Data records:
§

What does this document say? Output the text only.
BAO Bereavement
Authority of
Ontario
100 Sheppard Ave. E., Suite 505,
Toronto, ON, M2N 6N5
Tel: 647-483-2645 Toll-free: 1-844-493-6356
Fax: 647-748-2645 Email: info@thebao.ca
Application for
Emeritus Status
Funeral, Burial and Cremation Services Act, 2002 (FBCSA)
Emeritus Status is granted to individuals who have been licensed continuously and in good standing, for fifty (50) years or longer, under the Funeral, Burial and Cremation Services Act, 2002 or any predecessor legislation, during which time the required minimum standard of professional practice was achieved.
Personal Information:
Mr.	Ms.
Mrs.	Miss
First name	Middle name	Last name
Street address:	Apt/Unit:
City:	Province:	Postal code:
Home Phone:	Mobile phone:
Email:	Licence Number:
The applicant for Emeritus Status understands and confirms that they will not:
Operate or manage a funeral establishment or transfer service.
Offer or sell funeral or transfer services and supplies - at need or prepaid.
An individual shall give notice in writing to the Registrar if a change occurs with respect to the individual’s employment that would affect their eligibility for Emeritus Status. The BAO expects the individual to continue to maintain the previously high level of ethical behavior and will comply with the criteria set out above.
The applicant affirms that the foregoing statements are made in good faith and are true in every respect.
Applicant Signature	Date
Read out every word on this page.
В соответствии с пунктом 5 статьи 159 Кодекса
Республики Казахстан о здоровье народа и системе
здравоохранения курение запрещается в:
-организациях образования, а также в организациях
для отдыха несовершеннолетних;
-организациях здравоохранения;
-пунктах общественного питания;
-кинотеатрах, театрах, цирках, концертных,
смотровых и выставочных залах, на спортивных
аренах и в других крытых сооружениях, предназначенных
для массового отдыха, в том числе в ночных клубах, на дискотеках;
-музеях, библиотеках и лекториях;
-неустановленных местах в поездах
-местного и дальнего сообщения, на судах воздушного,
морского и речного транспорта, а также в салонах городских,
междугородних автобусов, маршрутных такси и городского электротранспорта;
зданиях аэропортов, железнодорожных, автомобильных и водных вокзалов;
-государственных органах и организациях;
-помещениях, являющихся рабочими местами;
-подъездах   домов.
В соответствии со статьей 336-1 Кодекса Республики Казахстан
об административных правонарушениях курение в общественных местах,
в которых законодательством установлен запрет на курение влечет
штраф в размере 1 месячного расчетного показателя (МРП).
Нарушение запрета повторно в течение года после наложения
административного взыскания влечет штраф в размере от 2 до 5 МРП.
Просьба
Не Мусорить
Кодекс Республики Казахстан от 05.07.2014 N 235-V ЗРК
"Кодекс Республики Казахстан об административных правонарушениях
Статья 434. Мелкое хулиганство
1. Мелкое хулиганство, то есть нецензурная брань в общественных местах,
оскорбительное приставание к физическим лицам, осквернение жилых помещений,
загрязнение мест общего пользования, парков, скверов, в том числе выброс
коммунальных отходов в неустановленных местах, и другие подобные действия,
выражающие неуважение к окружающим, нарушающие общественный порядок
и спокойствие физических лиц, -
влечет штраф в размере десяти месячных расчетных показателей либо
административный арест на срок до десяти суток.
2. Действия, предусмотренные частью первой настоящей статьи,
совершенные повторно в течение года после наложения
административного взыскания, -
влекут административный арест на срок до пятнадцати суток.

§

— What you are asked to do —
Quote all of the entries exactly as they appear.

— Solution to the exercise —
What does this document say? Output the text only.
BAO Bereavement
Authority of
Ontario
100 Sheppard Ave. E., Suite 505,
Toronto, ON, M2N 6N5
Tel: 647-483-2645 Toll-free: 1-844-493-6356
Fax: 647-748-2645 Email: info@thebao.ca
Application for
Emeritus Status
Funeral, Burial and Cremation Services Act, 2002 (FBCSA)
Emeritus Status is granted to individuals who have been licensed continuously and in good standing, for fifty (50) years or longer, under the Funeral, Burial and Cremation Services Act, 2002 or any predecessor legislation, during which time the required minimum standard of professional practice was achieved.
Personal Information:
Mr.	Ms.
Mrs.	Miss
First name	Middle name	Last name
Street address:	Apt/Unit:
City:	Province:	Postal code:
Home Phone:	Mobile phone:
Email:	Licence Number:
The applicant for Emeritus Status understands and confirms that they will not:
Operate or manage a funeral establishment or transfer service.
Offer or sell funeral or transfer services and supplies - at need or prepaid.
An individual shall give notice in writing to the Registrar if a change occurs with respect to the individual’s employment that would affect their eligibility for Emeritus Status. The BAO expects the individual to continue to maintain the previously high level of ethical behavior and will comply with the criteria set out above.
The applicant affirms that the foregoing statements are made in good faith and are true in every respect.
Applicant Signature	Date
Read out every word on this page.
В соответствии с пунктом 5 статьи 159 Кодекса
Республики Казахстан о здоровье народа и системе
здравоохранения курение запрещается в:
-организациях образования, а также в организациях
для отдыха несовершеннолетних;
-организациях здравоохранения;
-пунктах общественного питания;
-кинотеатрах, театрах, цирках, концертных,
смотровых и выставочных залах, на спортивных
аренах и в других крытых сооружениях, предназначенных
для массового отдыха, в том числе в ночных клубах, на дискотеках;
-музеях, библиотеках и лекториях;
-неустановленных местах в поездах
-местного и дальнего сообщения, на судах воздушного,
морского и речного транспорта, а также в салонах городских,
междугородних автобусов, маршрутных такси и городского электротранспорта;
зданиях аэропортов, железнодорожных, автомобильных и водных вокзалов;
-государственных органах и организациях;
-помещениях, являющихся рабочими местами;
-подъездах   домов.
В соответствии со статьей 336-1 Кодекса Республики Казахстан
об административных правонарушениях курение в общественных местах,
в которых законодательством установлен запрет на курение влечет
штраф в размере 1 месячного расчетного показателя (МРП).
Нарушение запрета повторно в течение года после наложения
административного взыскания влечет штраф в размере от 2 до 5 МРП.
Просьба
Не Мусорить
Кодекс Республики Казахстан от 05.07.2014 N 235-V ЗРК
"Кодекс Республики Казахстан об административных правонарушениях
Статья 434. Мелкое хулиганство
1. Мелкое хулиганство, то есть нецензурная брань в общественных местах,
оскорбительное приставание к физическим лицам, осквернение жилых помещений,
загрязнение мест общего пользования, парков, скверов, в том числе выброс
коммунальных отходов в неустановленных местах, и другие подобные действия,
выражающие неуважение к окружающим, нарушающие общественный порядок
и спокойствие физических лиц, -
влечет штраф в размере десяти месячных расчетных показателей либо
административный арест на срок до десяти суток.
2. Действия, предусмотренные частью первой настоящей статьи,
совершенные повторно в течение года после наложения
административного взыскания, -
влекут административный арест на срок до пятнадцати суток.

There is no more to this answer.